--- Objective ---
Please pull out every line that includes the string "школе".

━━━ Material shown ━━━

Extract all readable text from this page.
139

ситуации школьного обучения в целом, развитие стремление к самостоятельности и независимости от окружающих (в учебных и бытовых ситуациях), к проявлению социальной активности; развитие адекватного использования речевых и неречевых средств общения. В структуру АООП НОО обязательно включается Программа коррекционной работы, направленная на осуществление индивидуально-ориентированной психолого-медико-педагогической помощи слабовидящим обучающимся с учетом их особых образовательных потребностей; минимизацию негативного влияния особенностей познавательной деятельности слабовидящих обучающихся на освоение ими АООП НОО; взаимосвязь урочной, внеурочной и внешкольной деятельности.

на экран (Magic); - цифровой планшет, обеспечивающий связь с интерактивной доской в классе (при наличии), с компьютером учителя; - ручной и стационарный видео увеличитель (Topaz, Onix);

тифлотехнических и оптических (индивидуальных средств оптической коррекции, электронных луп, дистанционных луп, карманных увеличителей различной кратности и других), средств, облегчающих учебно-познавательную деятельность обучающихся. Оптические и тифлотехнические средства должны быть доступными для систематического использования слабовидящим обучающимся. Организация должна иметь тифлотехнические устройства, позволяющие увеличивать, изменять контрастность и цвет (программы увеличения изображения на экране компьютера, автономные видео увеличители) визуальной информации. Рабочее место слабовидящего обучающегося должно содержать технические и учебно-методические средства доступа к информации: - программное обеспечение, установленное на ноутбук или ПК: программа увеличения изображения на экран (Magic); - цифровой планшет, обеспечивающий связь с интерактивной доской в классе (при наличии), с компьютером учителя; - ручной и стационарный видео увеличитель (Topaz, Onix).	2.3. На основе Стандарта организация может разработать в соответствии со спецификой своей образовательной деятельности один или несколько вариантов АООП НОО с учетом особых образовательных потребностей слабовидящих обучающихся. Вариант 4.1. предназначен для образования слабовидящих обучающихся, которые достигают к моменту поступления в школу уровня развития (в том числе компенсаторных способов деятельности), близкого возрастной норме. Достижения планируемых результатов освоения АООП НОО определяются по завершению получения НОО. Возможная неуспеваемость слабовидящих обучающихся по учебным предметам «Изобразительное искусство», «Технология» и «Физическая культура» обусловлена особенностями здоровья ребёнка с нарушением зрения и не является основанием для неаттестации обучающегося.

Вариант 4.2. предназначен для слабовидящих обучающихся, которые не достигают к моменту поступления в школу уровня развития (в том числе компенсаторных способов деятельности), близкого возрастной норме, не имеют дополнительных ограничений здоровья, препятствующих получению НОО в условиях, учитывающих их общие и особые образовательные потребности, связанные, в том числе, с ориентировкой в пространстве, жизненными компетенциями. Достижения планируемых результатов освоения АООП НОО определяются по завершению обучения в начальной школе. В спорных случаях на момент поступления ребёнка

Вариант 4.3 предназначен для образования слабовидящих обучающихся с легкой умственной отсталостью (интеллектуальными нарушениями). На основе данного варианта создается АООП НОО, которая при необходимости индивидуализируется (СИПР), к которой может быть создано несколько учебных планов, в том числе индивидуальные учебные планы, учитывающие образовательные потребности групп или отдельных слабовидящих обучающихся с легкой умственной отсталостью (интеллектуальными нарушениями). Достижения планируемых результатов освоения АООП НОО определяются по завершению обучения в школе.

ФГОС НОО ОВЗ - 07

━━━

--- The solution ---
Вариант 4.2. предназначен для слабовидящих обучающихся, которые не достигают к моменту поступления в школу уровня развития (в том числе компенсаторных способов деятельности), близкого возрастной норме, не имеют дополнительных ограничений здоровья, препятствующих получению НОО в условиях, учитывающих их общие и особые образовательные потребности, связанные, в том числе, с ориентировкой в пространстве, жизненными компетенциями. Достижения планируемых результатов освоения АООП НОО определяются по завершению обучения в начальной школе. В спорных случаях на момент поступления ребёнка
Вариант 4.3 предназначен для образования слабовидящих обучающихся с легкой умственной отсталостью (интеллектуальными нарушениями). На основе данного варианта создается АООП НОО, которая при необходимости индивидуализируется (СИПР), к которой может быть создано несколько учебных планов, в том числе индивидуальные учебные планы, учитывающие образовательные потребности групп или отдельных слабовидящих обучающихся с легкой умственной отсталостью (интеллектуальными нарушениями). Достижения планируемых результатов освоения АООП НОО определяются по завершению обучения в школе.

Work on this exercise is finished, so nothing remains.